**DOCUMENT EXTRACT**

SANDPOINT -- A Sandpoint-based group fighting to keep the U.S. Forest Service from collecting fees at recreation sites around the country challenged Sen. Larry Craig to become a national hero by helping stamp out the RAT -- a legislation that authorizes fees on public lands.

Armed with a petition bearing 420 signatures of Sandpoint residents opposed to paying recreation access fees, members of the North Idaho No-RAT (Recreation Access Tax) Coalition last week implored the Idaho senator to help repeal the Federal Lands Recreation Enhancement Act.

"If you can get the RAT repealed, you will be a hero in Idaho and the rest of the country, too," coalition member Ken Fischman told Craig at at his meeting at North Idaho College in Coeur d'Alene

"I will consider heroism," said Craig, who unsuccessfully fought to prevent the legislation from being added as a rider to the 2004 Omnibus Appropriations bill eventually passed by Congress.


The act -- which expands the federal land agencies' authority to charge fees for a wide variety of recreational activities on public land -- has also been opposed by four western states. Colorado, Oregon, Montana and Alaska all have state-sponsored resolutions against the act, which they hope will influence the federal government to repeal it.

"The practice of charging fees at recreation sites on public lands around the country has simply not worked well," contends coalition member Lanie Johnson. "A 2002 GAO study proved it was not efficient. The result showed that the Forest Service spent more on collections and enforcement of fees than it took in."

**GIVEN EXERCISE**
Write out, word for word, the part of the recreation-fee article from "Armed with a" to "Recreation Enhancement Act.".

**ENTRIES PROVIDED**
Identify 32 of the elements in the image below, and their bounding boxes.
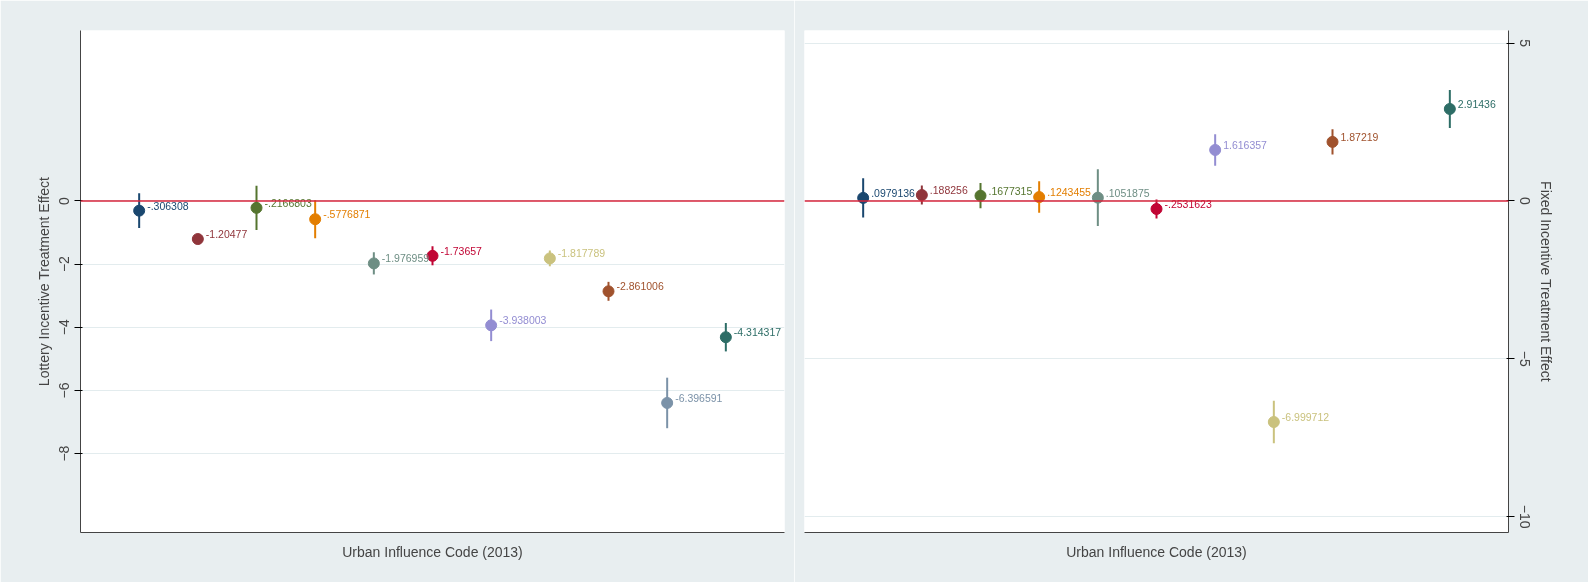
data-label: .1051875 [1105, 186, 1150, 199]
data-label: -3.938003 [499, 314, 547, 327]
data-label: -1.817789 [557, 247, 606, 260]
data-label: 1.616357 [1223, 138, 1268, 151]
data-label: -1.20477 [205, 228, 248, 241]
data-label: .188256 [929, 184, 968, 197]
data-label: .0979136 [871, 186, 916, 199]
y-tick-label: −6 [56, 382, 73, 399]
data-label: -.306308 [147, 199, 189, 212]
y-tick-label: 0 [1516, 197, 1533, 206]
data-label: -6.396591 [675, 391, 723, 404]
y-axis-title: Lottery Incentive Treatment Effect [35, 176, 52, 387]
y-tick-label: −8 [56, 445, 73, 462]
data-label: -4.314317 [733, 326, 782, 339]
data-label: -.5776871 [323, 208, 371, 221]
data-label: -6.999712 [1281, 410, 1330, 423]
y-tick-label: −4 [56, 319, 73, 336]
y-tick-label: −5 [1516, 350, 1533, 368]
y-axis-title: Fixed Incentive Treatment Effect [1537, 181, 1554, 382]
data-label: -1.73657 [440, 244, 483, 257]
y-tick-label: 5 [1516, 39, 1533, 48]
y-tick-label: −10 [1516, 504, 1533, 529]
data-label: 2.91436 [1457, 97, 1496, 110]
x-axis-title: Urban Influence Code (2013) [342, 543, 523, 560]
data-label: .1243455 [1047, 186, 1092, 199]
y-tick-label: 0 [56, 196, 73, 205]
data-label: -2.861006 [616, 280, 664, 293]
data-label: -1.976959 [381, 252, 430, 265]
x-axis-title: Urban Influence Code (2013) [1066, 543, 1247, 560]
y-tick-label: −2 [56, 255, 73, 273]
data-label: 1.87219 [1340, 130, 1379, 143]
data-label: .1677315 [988, 184, 1033, 197]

**TASK RESPONSE**
Armed with a petition bearing 420 signatures of Sandpoint residents opposed to paying recreation access fees, members of the North Idaho No-RAT (Recreation Access Tax) Coalition last week implored the Idaho senator to help repeal the Federal Lands Recreation Enhancement Act.